#### Problem statement:
Go through the listing and pick out each line with the word "chevron" in it.

#### Listed entries:
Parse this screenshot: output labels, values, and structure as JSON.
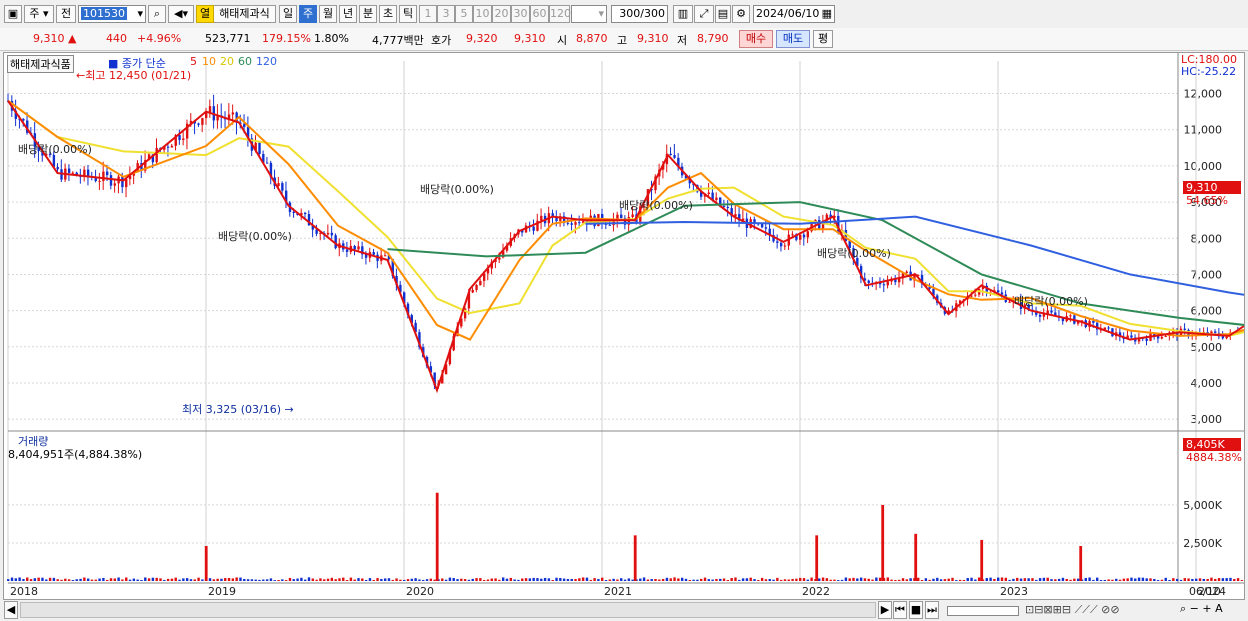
{
  "toolbar": {
    "mode_label": "주",
    "prev_label": "전",
    "stock_code": "101530",
    "open_label": "열",
    "stock_name": "해태제과식",
    "periods": [
      "일",
      "주",
      "월",
      "년",
      "분",
      "초",
      "틱"
    ],
    "selected_period": "주",
    "intervals": [
      "1",
      "3",
      "5",
      "10",
      "20",
      "30",
      "60",
      "120"
    ],
    "count": "300/300",
    "date": "2024/06/10"
  },
  "quote": {
    "price": "9,310",
    "change": "440",
    "change_pct": "+4.96%",
    "volume": "523,771",
    "volume_ratio": "179.15%",
    "turnover": "1.80%",
    "amount": "4,777백만",
    "ask_label": "호가",
    "ask1": "9,320",
    "ask2": "9,310",
    "open_label": "시",
    "open": "8,870",
    "high_label": "고",
    "high": "9,310",
    "low_label": "저",
    "low": "8,790",
    "buy_label": "매수",
    "sell_label": "매도",
    "flat_label": "평"
  },
  "legend": {
    "name": "해태제과식품",
    "ma_label": "종가 단순",
    "ma_periods": [
      "5",
      "10",
      "20",
      "60",
      "120"
    ]
  },
  "annotations": {
    "high_label": "최고 12,450 (01/21)",
    "low_label": "최저 3,325 (03/16)",
    "dividend_label": "배당락(0.00%)",
    "lc": "LC:180.00",
    "hc": "HC:-25.22",
    "last_price": "9,310",
    "last_pct": "54.65%",
    "vol_title": "거래량",
    "vol_info": "8,404,951주(4,884.38%)",
    "vol_last": "8,405K",
    "vol_last_pct": "4884.38%"
  },
  "colors": {
    "up": "#e01010",
    "down": "#1030d0",
    "ma5": "#e01010",
    "ma10": "#ff8c00",
    "ma20": "#f0e030",
    "ma60": "#2e8b57",
    "ma120": "#3060e0"
  },
  "chart_data": [
    {
      "type": "candlestick",
      "title": "해태제과식품",
      "x_ticks": [
        "2018",
        "2019",
        "2020",
        "2021",
        "2022",
        "2023",
        "2024",
        "06/10"
      ],
      "y_ticks": [
        3000,
        4000,
        5000,
        6000,
        7000,
        8000,
        9000,
        10000,
        11000,
        12000
      ],
      "ylim": [
        2700,
        12900
      ],
      "series": [
        {
          "name": "종가",
          "points": [
            [
              "2018/01",
              11800
            ],
            [
              "2018/04",
              9800
            ],
            [
              "2018/08",
              9600
            ],
            [
              "2019/01",
              11500
            ],
            [
              "2019/03",
              11200
            ],
            [
              "2019/06",
              8900
            ],
            [
              "2019/09",
              7800
            ],
            [
              "2019/12",
              7400
            ],
            [
              "2020/03",
              3800
            ],
            [
              "2020/05",
              6600
            ],
            [
              "2020/08",
              8200
            ],
            [
              "2020/10",
              8600
            ],
            [
              "2020/12",
              8500
            ],
            [
              "2021/03",
              8500
            ],
            [
              "2021/05",
              10300
            ],
            [
              "2021/07",
              9300
            ],
            [
              "2021/09",
              8600
            ],
            [
              "2021/12",
              7900
            ],
            [
              "2022/03",
              8600
            ],
            [
              "2022/05",
              6700
            ],
            [
              "2022/08",
              7000
            ],
            [
              "2022/10",
              5900
            ],
            [
              "2022/12",
              6700
            ],
            [
              "2023/03",
              6000
            ],
            [
              "2023/06",
              5700
            ],
            [
              "2023/09",
              5200
            ],
            [
              "2023/12",
              5400
            ],
            [
              "2024/03",
              5300
            ],
            [
              "2024/05",
              5900
            ],
            [
              "2024/06/10",
              9310
            ]
          ]
        },
        {
          "name": "120",
          "points": [
            [
              "2020/12",
              8400
            ],
            [
              "2021/06",
              8450
            ],
            [
              "2022/01",
              8400
            ],
            [
              "2022/08",
              8600
            ],
            [
              "2023/03",
              7800
            ],
            [
              "2023/09",
              7000
            ],
            [
              "2024/03",
              6500
            ],
            [
              "2024/06",
              6300
            ]
          ]
        },
        {
          "name": "60",
          "points": [
            [
              "2019/12",
              7700
            ],
            [
              "2020/06",
              7500
            ],
            [
              "2020/12",
              7600
            ],
            [
              "2021/06",
              8900
            ],
            [
              "2022/01",
              9000
            ],
            [
              "2022/06",
              8500
            ],
            [
              "2022/12",
              7000
            ],
            [
              "2023/06",
              6200
            ],
            [
              "2023/12",
              5800
            ],
            [
              "2024/06",
              5500
            ]
          ]
        }
      ]
    },
    {
      "type": "bar",
      "title": "거래량",
      "y_ticks": [
        "2,500K",
        "5,000K"
      ],
      "values_k": [
        [
          "2019/01",
          2300
        ],
        [
          "2020/03",
          5800
        ],
        [
          "2021/03",
          3000
        ],
        [
          "2022/02",
          3000
        ],
        [
          "2022/06",
          5000
        ],
        [
          "2022/08",
          3100
        ],
        [
          "2022/12",
          2700
        ],
        [
          "2023/06",
          2300
        ],
        [
          "2024/06/10",
          8405
        ]
      ]
    }
  ]
}
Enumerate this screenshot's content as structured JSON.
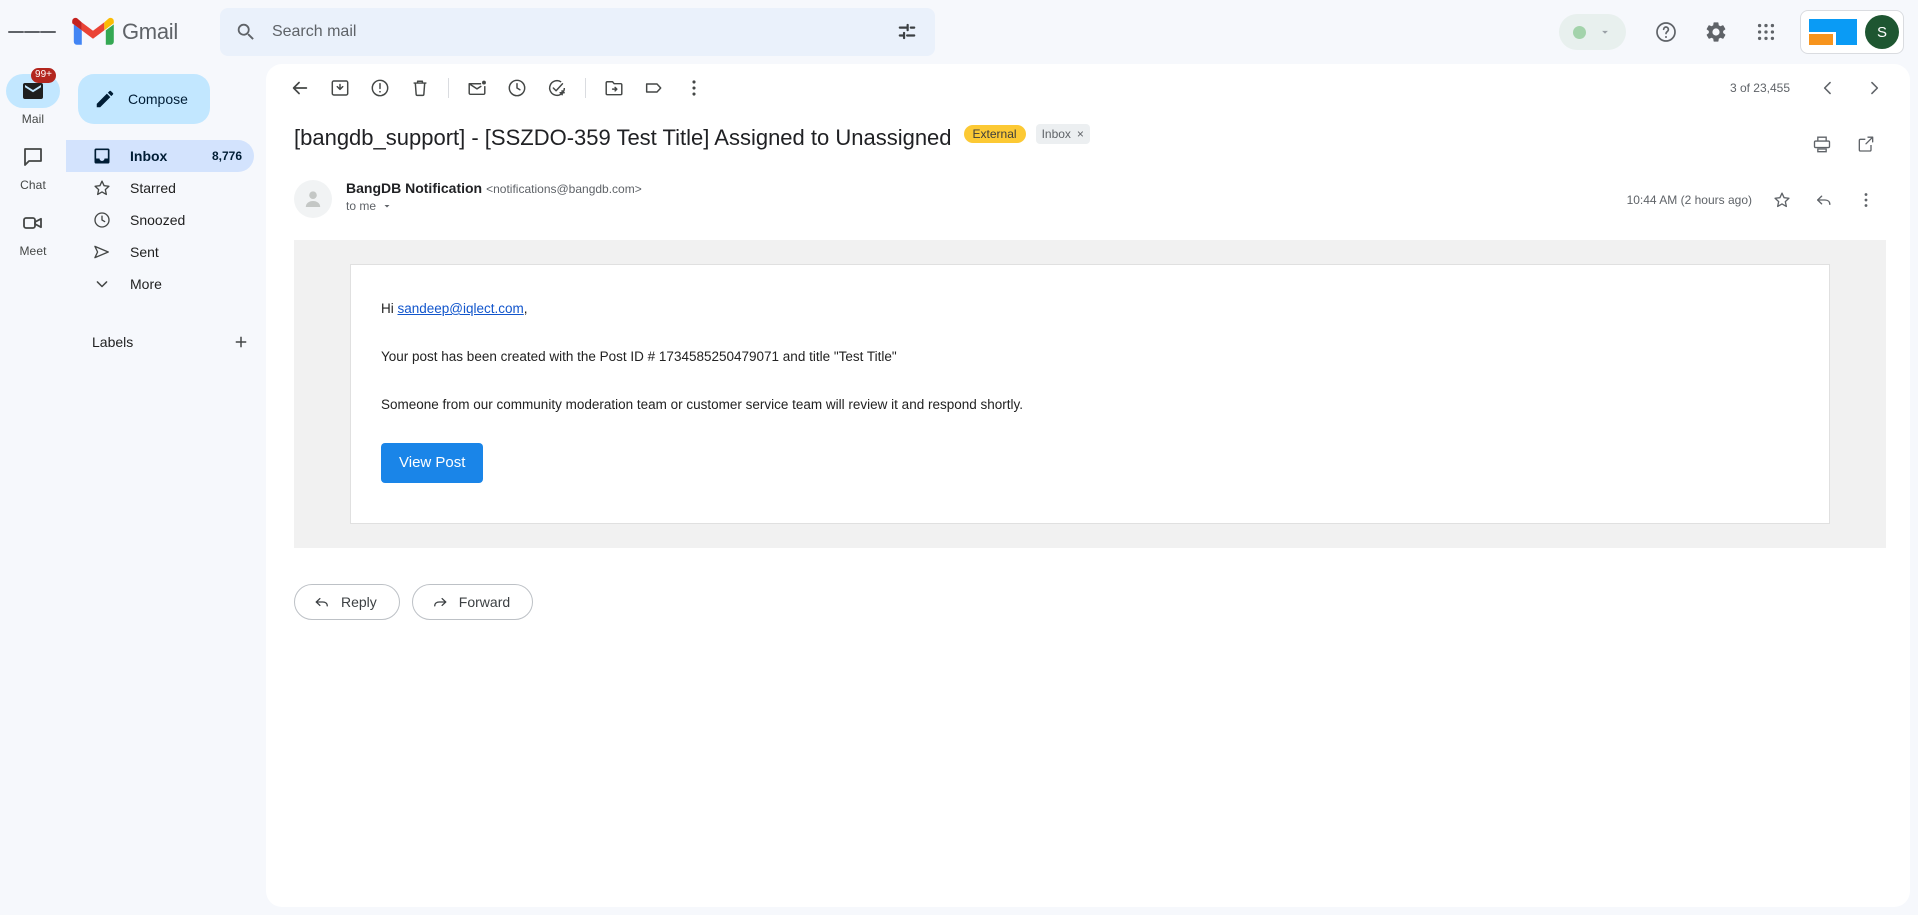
{
  "app": {
    "brand_name": "Gmail"
  },
  "search": {
    "placeholder": "Search mail",
    "value": "",
    "search_icon": "search-icon",
    "filter_icon": "tune-filter-icon"
  },
  "header": {
    "status_dot_color": "#a3d3ab",
    "help_icon": "help-circle-icon",
    "settings_icon": "gear-icon",
    "apps_icon": "apps-grid-icon",
    "avatar_initial": "S",
    "avatar_color": "#1e5631"
  },
  "rail": [
    {
      "label": "Mail",
      "icon": "mail-icon",
      "badge": "99+",
      "active": true
    },
    {
      "label": "Chat",
      "icon": "chat-bubble-icon",
      "badge": "",
      "active": false
    },
    {
      "label": "Meet",
      "icon": "video-camera-icon",
      "badge": "",
      "active": false
    }
  ],
  "sidebar": {
    "compose_label": "Compose",
    "compose_icon": "pencil-icon",
    "items": [
      {
        "label": "Inbox",
        "count": "8,776",
        "icon": "inbox-icon",
        "active": true
      },
      {
        "label": "Starred",
        "count": "",
        "icon": "star-icon",
        "active": false
      },
      {
        "label": "Snoozed",
        "count": "",
        "icon": "clock-icon",
        "active": false
      },
      {
        "label": "Sent",
        "count": "",
        "icon": "send-icon",
        "active": false
      },
      {
        "label": "More",
        "count": "",
        "icon": "chevron-down-icon",
        "active": false
      }
    ],
    "labels_title": "Labels",
    "labels_add_icon": "plus-icon"
  },
  "toolbar": {
    "back_icon": "arrow-left-icon",
    "archive_icon": "archive-icon",
    "spam_icon": "report-spam-icon",
    "delete_icon": "trash-icon",
    "unread_icon": "mark-unread-icon",
    "snooze_icon": "clock-snooze-icon",
    "tasks_icon": "add-to-tasks-icon",
    "move_icon": "move-to-folder-icon",
    "labels_icon": "label-tag-icon",
    "more_icon": "more-vertical-icon",
    "pager_text": "3 of 23,455",
    "prev_icon": "chevron-left-icon",
    "next_icon": "chevron-right-icon"
  },
  "email": {
    "subject": "[bangdb_support] - [SSZDO-359 Test Title] Assigned to Unassigned",
    "external_badge": "External",
    "inbox_chip": "Inbox",
    "inbox_chip_close": "×",
    "print_icon": "print-icon",
    "popout_icon": "open-in-new-icon",
    "sender_name": "BangDB Notification",
    "sender_email": "<notifications@bangdb.com>",
    "to_line": "to me",
    "to_caret_icon": "caret-down-icon",
    "timestamp": "10:44 AM (2 hours ago)",
    "star_icon": "star-outline-icon",
    "reply_icon": "reply-arrow-icon",
    "more_icon": "more-vertical-icon",
    "body": {
      "greeting_prefix": "Hi ",
      "greeting_link": "sandeep@iqlect.com",
      "greeting_suffix": ",",
      "paragraph_1": "Your post has been created with the Post ID # 1734585250479071 and title \"Test Title\"",
      "paragraph_2": "Someone from our community moderation team or customer service team will review it and respond shortly.",
      "cta_label": "View Post",
      "cta_color": "#1a85e8"
    }
  },
  "footer_actions": {
    "reply_label": "Reply",
    "reply_icon": "reply-arrow-icon",
    "forward_label": "Forward",
    "forward_icon": "forward-arrow-icon"
  }
}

#### Task solution:
        "icon": "chevron-down-icon",
    "prev_icon": "chevron-left-icon",
    "next_icon": "chevron-right-icon"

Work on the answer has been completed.